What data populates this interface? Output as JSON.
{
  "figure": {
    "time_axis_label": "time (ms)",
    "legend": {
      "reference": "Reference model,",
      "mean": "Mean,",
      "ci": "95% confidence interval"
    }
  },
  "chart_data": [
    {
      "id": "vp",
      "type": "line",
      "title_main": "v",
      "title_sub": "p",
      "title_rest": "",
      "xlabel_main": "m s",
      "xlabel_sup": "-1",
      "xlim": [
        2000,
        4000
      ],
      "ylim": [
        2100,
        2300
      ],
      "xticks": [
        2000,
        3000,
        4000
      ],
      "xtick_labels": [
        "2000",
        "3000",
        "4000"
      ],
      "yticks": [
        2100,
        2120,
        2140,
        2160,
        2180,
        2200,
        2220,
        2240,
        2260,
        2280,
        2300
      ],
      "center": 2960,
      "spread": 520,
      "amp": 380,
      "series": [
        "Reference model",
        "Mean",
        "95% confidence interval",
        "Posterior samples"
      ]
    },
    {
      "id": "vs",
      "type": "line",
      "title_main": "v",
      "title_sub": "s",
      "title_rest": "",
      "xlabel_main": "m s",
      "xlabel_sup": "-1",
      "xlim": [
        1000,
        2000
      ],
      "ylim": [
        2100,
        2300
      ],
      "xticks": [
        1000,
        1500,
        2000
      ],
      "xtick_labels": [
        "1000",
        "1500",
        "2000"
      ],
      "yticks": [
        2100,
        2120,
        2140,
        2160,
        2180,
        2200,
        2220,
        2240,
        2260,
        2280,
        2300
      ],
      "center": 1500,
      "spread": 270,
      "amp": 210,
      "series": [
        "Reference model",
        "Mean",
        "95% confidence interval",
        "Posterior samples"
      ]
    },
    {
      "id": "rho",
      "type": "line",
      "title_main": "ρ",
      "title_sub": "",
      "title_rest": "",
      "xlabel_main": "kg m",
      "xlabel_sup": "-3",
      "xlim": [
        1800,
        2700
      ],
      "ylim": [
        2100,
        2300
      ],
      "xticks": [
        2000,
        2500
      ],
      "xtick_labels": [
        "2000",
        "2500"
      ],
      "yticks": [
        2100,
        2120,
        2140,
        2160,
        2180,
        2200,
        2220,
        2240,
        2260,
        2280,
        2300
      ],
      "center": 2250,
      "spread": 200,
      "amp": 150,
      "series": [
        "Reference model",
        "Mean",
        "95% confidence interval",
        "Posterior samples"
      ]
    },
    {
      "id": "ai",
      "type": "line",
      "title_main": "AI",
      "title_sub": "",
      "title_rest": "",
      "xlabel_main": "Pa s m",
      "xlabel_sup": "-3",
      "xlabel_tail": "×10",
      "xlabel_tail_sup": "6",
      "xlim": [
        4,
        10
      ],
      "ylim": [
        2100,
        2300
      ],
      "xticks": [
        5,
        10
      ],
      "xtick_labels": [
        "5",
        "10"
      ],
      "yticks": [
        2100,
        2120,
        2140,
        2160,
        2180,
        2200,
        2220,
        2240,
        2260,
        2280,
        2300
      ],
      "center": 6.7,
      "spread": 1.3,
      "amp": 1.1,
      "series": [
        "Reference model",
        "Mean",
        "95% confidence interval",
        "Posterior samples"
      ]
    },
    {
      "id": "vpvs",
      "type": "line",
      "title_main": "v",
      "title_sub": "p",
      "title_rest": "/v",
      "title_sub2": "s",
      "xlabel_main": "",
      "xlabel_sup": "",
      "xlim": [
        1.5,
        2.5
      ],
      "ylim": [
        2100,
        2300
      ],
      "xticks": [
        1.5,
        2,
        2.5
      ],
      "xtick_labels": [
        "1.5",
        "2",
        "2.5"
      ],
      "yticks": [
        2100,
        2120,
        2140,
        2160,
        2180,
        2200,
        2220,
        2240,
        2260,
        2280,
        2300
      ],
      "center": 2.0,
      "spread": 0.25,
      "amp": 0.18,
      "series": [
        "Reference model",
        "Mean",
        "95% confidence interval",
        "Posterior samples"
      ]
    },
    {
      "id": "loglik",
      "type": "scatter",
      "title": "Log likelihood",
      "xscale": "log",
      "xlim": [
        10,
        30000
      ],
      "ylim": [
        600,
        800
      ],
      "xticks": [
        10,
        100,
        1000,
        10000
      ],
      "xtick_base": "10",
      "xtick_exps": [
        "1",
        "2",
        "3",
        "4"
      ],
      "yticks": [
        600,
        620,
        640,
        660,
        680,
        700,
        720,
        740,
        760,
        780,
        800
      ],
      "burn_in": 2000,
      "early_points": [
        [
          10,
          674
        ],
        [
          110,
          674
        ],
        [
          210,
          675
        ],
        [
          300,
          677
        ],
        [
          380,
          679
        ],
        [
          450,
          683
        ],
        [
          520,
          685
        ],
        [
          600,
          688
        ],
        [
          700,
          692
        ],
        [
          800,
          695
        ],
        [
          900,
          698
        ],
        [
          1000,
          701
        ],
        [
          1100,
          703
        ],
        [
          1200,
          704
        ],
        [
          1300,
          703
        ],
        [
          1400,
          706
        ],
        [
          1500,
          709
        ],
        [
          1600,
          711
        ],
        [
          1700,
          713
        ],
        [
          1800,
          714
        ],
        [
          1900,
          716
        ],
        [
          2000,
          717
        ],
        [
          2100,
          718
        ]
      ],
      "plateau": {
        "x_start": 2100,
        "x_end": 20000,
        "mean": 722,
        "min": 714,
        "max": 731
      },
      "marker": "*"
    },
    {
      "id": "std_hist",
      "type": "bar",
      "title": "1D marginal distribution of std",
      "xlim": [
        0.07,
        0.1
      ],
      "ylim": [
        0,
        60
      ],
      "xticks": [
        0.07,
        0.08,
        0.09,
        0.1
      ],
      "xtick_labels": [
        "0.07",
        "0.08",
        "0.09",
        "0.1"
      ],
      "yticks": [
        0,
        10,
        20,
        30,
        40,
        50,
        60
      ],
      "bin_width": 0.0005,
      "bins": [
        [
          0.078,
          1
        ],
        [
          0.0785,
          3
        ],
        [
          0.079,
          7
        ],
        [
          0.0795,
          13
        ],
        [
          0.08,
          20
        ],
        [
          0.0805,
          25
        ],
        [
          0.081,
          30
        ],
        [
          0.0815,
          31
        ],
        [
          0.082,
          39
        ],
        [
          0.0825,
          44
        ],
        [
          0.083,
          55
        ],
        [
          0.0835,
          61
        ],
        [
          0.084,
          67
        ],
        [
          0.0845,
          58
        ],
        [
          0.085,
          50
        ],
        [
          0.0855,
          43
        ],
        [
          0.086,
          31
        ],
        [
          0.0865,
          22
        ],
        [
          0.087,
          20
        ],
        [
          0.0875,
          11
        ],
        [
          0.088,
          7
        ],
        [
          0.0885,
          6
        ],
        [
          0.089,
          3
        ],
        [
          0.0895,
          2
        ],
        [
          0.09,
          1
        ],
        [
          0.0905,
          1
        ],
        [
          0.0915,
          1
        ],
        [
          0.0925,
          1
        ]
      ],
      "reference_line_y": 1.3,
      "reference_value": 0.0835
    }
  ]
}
#####
GOAL — Repeat the data in its entirety, character for character.

ANSWER TO THE PROBLEM —
What data populates this interface? Output as JSON.
{
  "figure": {
    "time_axis_label": "time (ms)",
    "legend": {
      "reference": "Reference model,",
      "mean": "Mean,",
      "ci": "95% confidence interval"
    }
  },
  "chart_data": [
    {
      "id": "vp",
      "type": "line",
      "title_main": "v",
      "title_sub": "p",
      "title_rest": "",
      "xlabel_main": "m s",
      "xlabel_sup": "-1",
      "xlim": [
        2000,
        4000
      ],
      "ylim": [
        2100,
        2300
      ],
      "xticks": [
        2000,
        3000,
        4000
      ],
      "xtick_labels": [
        "2000",
        "3000",
        "4000"
      ],
      "yticks": [
        2100,
        2120,
        2140,
        2160,
        2180,
        2200,
        2220,
        2240,
        2260,
        2280,
        2300
      ],
      "center": 2960,
      "spread": 520,
      "amp": 380,
      "series": [
        "Reference model",
        "Mean",
        "95% confidence interval",
        "Posterior samples"
      ]
    },
    {
      "id": "vs",
      "type": "line",
      "title_main": "v",
      "title_sub": "s",
      "title_rest": "",
      "xlabel_main": "m s",
      "xlabel_sup": "-1",
      "xlim": [
        1000,
        2000
      ],
      "ylim": [
        2100,
        2300
      ],
      "xticks": [
        1000,
        1500,
        2000
      ],
      "xtick_labels": [
        "1000",
        "1500",
        "2000"
      ],
      "yticks": [
        2100,
        2120,
        2140,
        2160,
        2180,
        2200,
        2220,
        2240,
        2260,
        2280,
        2300
      ],
      "center": 1500,
      "spread": 270,
      "amp": 210,
      "series": [
        "Reference model",
        "Mean",
        "95% confidence interval",
        "Posterior samples"
      ]
    },
    {
      "id": "rho",
      "type": "line",
      "title_main": "ρ",
      "title_sub": "",
      "title_rest": "",
      "xlabel_main": "kg m",
      "xlabel_sup": "-3",
      "xlim": [
        1800,
        2700
      ],
      "ylim": [
        2100,
        2300
      ],
      "xticks": [
        2000,
        2500
      ],
      "xtick_labels": [
        "2000",
        "2500"
      ],
      "yticks": [
        2100,
        2120,
        2140,
        2160,
        2180,
        2200,
        2220,
        2240,
        2260,
        2280,
        2300
      ],
      "center": 2250,
      "spread": 200,
      "amp": 150,
      "series": [
        "Reference model",
        "Mean",
        "95% confidence interval",
        "Posterior samples"
      ]
    },
    {
      "id": "ai",
      "type": "line",
      "title_main": "AI",
      "title_sub": "",
      "title_rest": "",
      "xlabel_main": "Pa s m",
      "xlabel_sup": "-3",
      "xlabel_tail": "×10",
      "xlabel_tail_sup": "6",
      "xlim": [
        4,
        10
      ],
      "ylim": [
        2100,
        2300
      ],
      "xticks": [
        5,
        10
      ],
      "xtick_labels": [
        "5",
        "10"
      ],
      "yticks": [
        2100,
        2120,
        2140,
        2160,
        2180,
        2200,
        2220,
        2240,
        2260,
        2280,
        2300
      ],
      "center": 6.7,
      "spread": 1.3,
      "amp": 1.1,
      "series": [
        "Reference model",
        "Mean",
        "95% confidence interval",
        "Posterior samples"
      ]
    },
    {
      "id": "vpvs",
      "type": "line",
      "title_main": "v",
      "title_sub": "p",
      "title_rest": "/v",
      "title_sub2": "s",
      "xlabel_main": "",
      "xlabel_sup": "",
      "xlim": [
        1.5,
        2.5
      ],
      "ylim": [
        2100,
        2300
      ],
      "xticks": [
        1.5,
        2,
        2.5
      ],
      "xtick_labels": [
        "1.5",
        "2",
        "2.5"
      ],
      "yticks": [
        2100,
        2120,
        2140,
        2160,
        2180,
        2200,
        2220,
        2240,
        2260,
        2280,
        2300
      ],
      "center": 2.0,
      "spread": 0.25,
      "amp": 0.18,
      "series": [
        "Reference model",
        "Mean",
        "95% confidence interval",
        "Posterior samples"
      ]
    },
    {
      "id": "loglik",
      "type": "scatter",
      "title": "Log likelihood",
      "xscale": "log",
      "xlim": [
        10,
        30000
      ],
      "ylim": [
        600,
        800
      ],
      "xticks": [
        10,
        100,
        1000,
        10000
      ],
      "xtick_base": "10",
      "xtick_exps": [
        "1",
        "2",
        "3",
        "4"
      ],
      "yticks": [
        600,
        620,
        640,
        660,
        680,
        700,
        720,
        740,
        760,
        780,
        800
      ],
      "burn_in": 2000,
      "early_points": [
        [
          10,
          674
        ],
        [
          110,
          674
        ],
        [
          210,
          675
        ],
        [
          300,
          677
        ],
        [
          380,
          679
        ],
        [
          450,
          683
        ],
        [
          520,
          685
        ],
        [
          600,
          688
        ],
        [
          700,
          692
        ],
        [
          800,
          695
        ],
        [
          900,
          698
        ],
        [
          1000,
          701
        ],
        [
          1100,
          703
        ],
        [
          1200,
          704
        ],
        [
          1300,
          703
        ],
        [
          1400,
          706
        ],
        [
          1500,
          709
        ],
        [
          1600,
          711
        ],
        [
          1700,
          713
        ],
        [
          1800,
          714
        ],
        [
          1900,
          716
        ],
        [
          2000,
          717
        ],
        [
          2100,
          718
        ]
      ],
      "plateau": {
        "x_start": 2100,
        "x_end": 20000,
        "mean": 722,
        "min": 714,
        "max": 731
      },
      "marker": "*"
    },
    {
      "id": "std_hist",
      "type": "bar",
      "title": "1D marginal distribution of std",
      "xlim": [
        0.07,
        0.1
      ],
      "ylim": [
        0,
        60
      ],
      "xticks": [
        0.07,
        0.08,
        0.09,
        0.1
      ],
      "xtick_labels": [
        "0.07",
        "0.08",
        "0.09",
        "0.1"
      ],
      "yticks": [
        0,
        10,
        20,
        30,
        40,
        50,
        60
      ],
      "bin_width": 0.0005,
      "bins": [
        [
          0.078,
          1
        ],
        [
          0.0785,
          3
        ],
        [
          0.079,
          7
        ],
        [
          0.0795,
          13
        ],
        [
          0.08,
          20
        ],
        [
          0.0805,
          25
        ],
        [
          0.081,
          30
        ],
        [
          0.0815,
          31
        ],
        [
          0.082,
          39
        ],
        [
          0.0825,
          44
        ],
        [
          0.083,
          55
        ],
        [
          0.0835,
          61
        ],
        [
          0.084,
          67
        ],
        [
          0.0845,
          58
        ],
        [
          0.085,
          50
        ],
        [
          0.0855,
          43
        ],
        [
          0.086,
          31
        ],
        [
          0.0865,
          22
        ],
        [
          0.087,
          20
        ],
        [
          0.0875,
          11
        ],
        [
          0.088,
          7
        ],
        [
          0.0885,
          6
        ],
        [
          0.089,
          3
        ],
        [
          0.0895,
          2
        ],
        [
          0.09,
          1
        ],
        [
          0.0905,
          1
        ],
        [
          0.0915,
          1
        ],
        [
          0.0925,
          1
        ]
      ],
      "reference_line_y": 1.3,
      "reference_value": 0.0835
    }
  ]
}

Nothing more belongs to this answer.